== Dataset ==

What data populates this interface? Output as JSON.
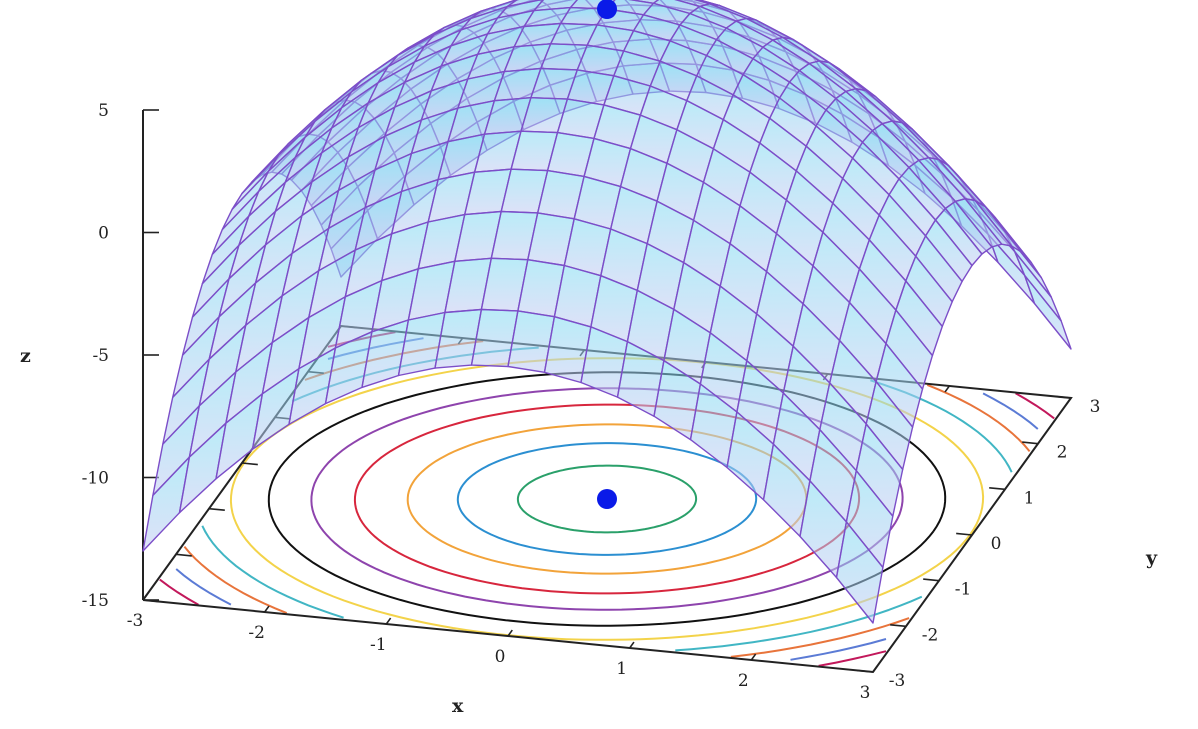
{
  "chart_data": {
    "type": "surface3d",
    "title": "",
    "function": "z = 5 - x^2 - y^2",
    "xlabel": "x",
    "ylabel": "y",
    "zlabel": "z",
    "xlim": [
      -3,
      3
    ],
    "ylim": [
      -3,
      3
    ],
    "zlim": [
      -15,
      5
    ],
    "xticks": [
      "-3",
      "-2",
      "-1",
      "0",
      "1",
      "2",
      "3"
    ],
    "yticks": [
      "-3",
      "-2",
      "-1",
      "0",
      "1",
      "2",
      "3"
    ],
    "zticks": [
      "-15",
      "-10",
      "-5",
      "0",
      "5"
    ],
    "mesh_divisions": 20,
    "contour_levels": [
      4.5,
      3.6,
      2.5,
      1.0,
      -0.5,
      -2.2,
      -3.9,
      -5.6,
      -7.2,
      -8.8,
      -10.4,
      -12.0,
      -13.5
    ],
    "contour_colors": [
      "#2aa06a",
      "#2b8fd1",
      "#f2a33a",
      "#d7263d",
      "#8e44ad",
      "#111111",
      "#f3d34a",
      "#41b6c4",
      "#e8743b",
      "#5b7bd5",
      "#c2185b",
      "#7cb342",
      "#9c27b0"
    ],
    "points": [
      {
        "x": 0,
        "y": 0,
        "z": 5,
        "location": "surface"
      },
      {
        "x": 0,
        "y": 0,
        "z": -15,
        "location": "contour-plane"
      }
    ],
    "colors": {
      "surface_top": "#7fdcf3",
      "surface_bottom": "#c2c9f2",
      "mesh": "#7c4ec8",
      "point": "#0a1ae8",
      "axes": "#222222"
    }
  }
}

===

_Exercise brief_
Exclude the pictures and transcribe all of the entries exactly.

_Completed exercise_
What data populates this interface? Output as JSON.
{
  "chart_data": {
    "type": "surface3d",
    "title": "",
    "function": "z = 5 - x^2 - y^2",
    "xlabel": "x",
    "ylabel": "y",
    "zlabel": "z",
    "xlim": [
      -3,
      3
    ],
    "ylim": [
      -3,
      3
    ],
    "zlim": [
      -15,
      5
    ],
    "xticks": [
      "-3",
      "-2",
      "-1",
      "0",
      "1",
      "2",
      "3"
    ],
    "yticks": [
      "-3",
      "-2",
      "-1",
      "0",
      "1",
      "2",
      "3"
    ],
    "zticks": [
      "-15",
      "-10",
      "-5",
      "0",
      "5"
    ],
    "mesh_divisions": 20,
    "contour_levels": [
      4.5,
      3.6,
      2.5,
      1.0,
      -0.5,
      -2.2,
      -3.9,
      -5.6,
      -7.2,
      -8.8,
      -10.4,
      -12.0,
      -13.5
    ],
    "contour_colors": [
      "#2aa06a",
      "#2b8fd1",
      "#f2a33a",
      "#d7263d",
      "#8e44ad",
      "#111111",
      "#f3d34a",
      "#41b6c4",
      "#e8743b",
      "#5b7bd5",
      "#c2185b",
      "#7cb342",
      "#9c27b0"
    ],
    "points": [
      {
        "x": 0,
        "y": 0,
        "z": 5,
        "location": "surface"
      },
      {
        "x": 0,
        "y": 0,
        "z": -15,
        "location": "contour-plane"
      }
    ],
    "colors": {
      "surface_top": "#7fdcf3",
      "surface_bottom": "#c2c9f2",
      "mesh": "#7c4ec8",
      "point": "#0a1ae8",
      "axes": "#222222"
    }
  }
}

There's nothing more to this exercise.